### GIVEN EXERCISE
Copy out every line of the data exactly.

****

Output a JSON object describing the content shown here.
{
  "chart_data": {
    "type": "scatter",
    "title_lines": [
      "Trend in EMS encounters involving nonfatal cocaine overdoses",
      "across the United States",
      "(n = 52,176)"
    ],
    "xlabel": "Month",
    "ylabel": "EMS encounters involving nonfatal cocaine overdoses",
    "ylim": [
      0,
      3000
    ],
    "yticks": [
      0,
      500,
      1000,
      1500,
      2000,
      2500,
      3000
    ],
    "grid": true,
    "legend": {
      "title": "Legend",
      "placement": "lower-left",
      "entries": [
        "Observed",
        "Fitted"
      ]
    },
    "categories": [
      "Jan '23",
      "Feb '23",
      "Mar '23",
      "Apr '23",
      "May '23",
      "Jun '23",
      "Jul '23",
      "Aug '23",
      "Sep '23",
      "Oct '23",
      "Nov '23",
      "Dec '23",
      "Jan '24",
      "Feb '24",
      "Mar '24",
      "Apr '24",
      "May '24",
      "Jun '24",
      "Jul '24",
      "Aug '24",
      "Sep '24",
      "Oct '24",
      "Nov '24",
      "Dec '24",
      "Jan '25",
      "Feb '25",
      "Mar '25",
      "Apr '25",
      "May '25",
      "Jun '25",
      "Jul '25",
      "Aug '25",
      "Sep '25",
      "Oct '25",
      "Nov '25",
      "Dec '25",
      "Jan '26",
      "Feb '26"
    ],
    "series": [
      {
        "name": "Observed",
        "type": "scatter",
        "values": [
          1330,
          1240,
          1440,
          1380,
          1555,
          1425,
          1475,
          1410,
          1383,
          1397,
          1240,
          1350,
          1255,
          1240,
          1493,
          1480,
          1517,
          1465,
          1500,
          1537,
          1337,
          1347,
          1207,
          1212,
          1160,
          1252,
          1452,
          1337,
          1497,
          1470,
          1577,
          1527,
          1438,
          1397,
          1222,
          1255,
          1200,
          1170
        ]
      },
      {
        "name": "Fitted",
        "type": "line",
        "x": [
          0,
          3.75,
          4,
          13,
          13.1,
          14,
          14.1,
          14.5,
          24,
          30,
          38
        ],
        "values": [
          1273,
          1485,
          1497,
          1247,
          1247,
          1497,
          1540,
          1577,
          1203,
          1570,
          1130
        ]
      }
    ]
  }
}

****

### ANSWER FOR THIS EXERCISE
Output a JSON object describing the content shown here.
{
  "chart_data": {
    "type": "scatter",
    "title_lines": [
      "Trend in EMS encounters involving nonfatal cocaine overdoses",
      "across the United States",
      "(n = 52,176)"
    ],
    "xlabel": "Month",
    "ylabel": "EMS encounters involving nonfatal cocaine overdoses",
    "ylim": [
      0,
      3000
    ],
    "yticks": [
      0,
      500,
      1000,
      1500,
      2000,
      2500,
      3000
    ],
    "grid": true,
    "legend": {
      "title": "Legend",
      "placement": "lower-left",
      "entries": [
        "Observed",
        "Fitted"
      ]
    },
    "categories": [
      "Jan '23",
      "Feb '23",
      "Mar '23",
      "Apr '23",
      "May '23",
      "Jun '23",
      "Jul '23",
      "Aug '23",
      "Sep '23",
      "Oct '23",
      "Nov '23",
      "Dec '23",
      "Jan '24",
      "Feb '24",
      "Mar '24",
      "Apr '24",
      "May '24",
      "Jun '24",
      "Jul '24",
      "Aug '24",
      "Sep '24",
      "Oct '24",
      "Nov '24",
      "Dec '24",
      "Jan '25",
      "Feb '25",
      "Mar '25",
      "Apr '25",
      "May '25",
      "Jun '25",
      "Jul '25",
      "Aug '25",
      "Sep '25",
      "Oct '25",
      "Nov '25",
      "Dec '25",
      "Jan '26",
      "Feb '26"
    ],
    "series": [
      {
        "name": "Observed",
        "type": "scatter",
        "values": [
          1330,
          1240,
          1440,
          1380,
          1555,
          1425,
          1475,
          1410,
          1383,
          1397,
          1240,
          1350,
          1255,
          1240,
          1493,
          1480,
          1517,
          1465,
          1500,
          1537,
          1337,
          1347,
          1207,
          1212,
          1160,
          1252,
          1452,
          1337,
          1497,
          1470,
          1577,
          1527,
          1438,
          1397,
          1222,
          1255,
          1200,
          1170
        ]
      },
      {
        "name": "Fitted",
        "type": "line",
        "x": [
          0,
          3.75,
          4,
          13,
          13.1,
          14,
          14.1,
          14.5,
          24,
          30,
          38
        ],
        "values": [
          1273,
          1485,
          1497,
          1247,
          1247,
          1497,
          1540,
          1577,
          1203,
          1570,
          1130
        ]
      }
    ]
  }
}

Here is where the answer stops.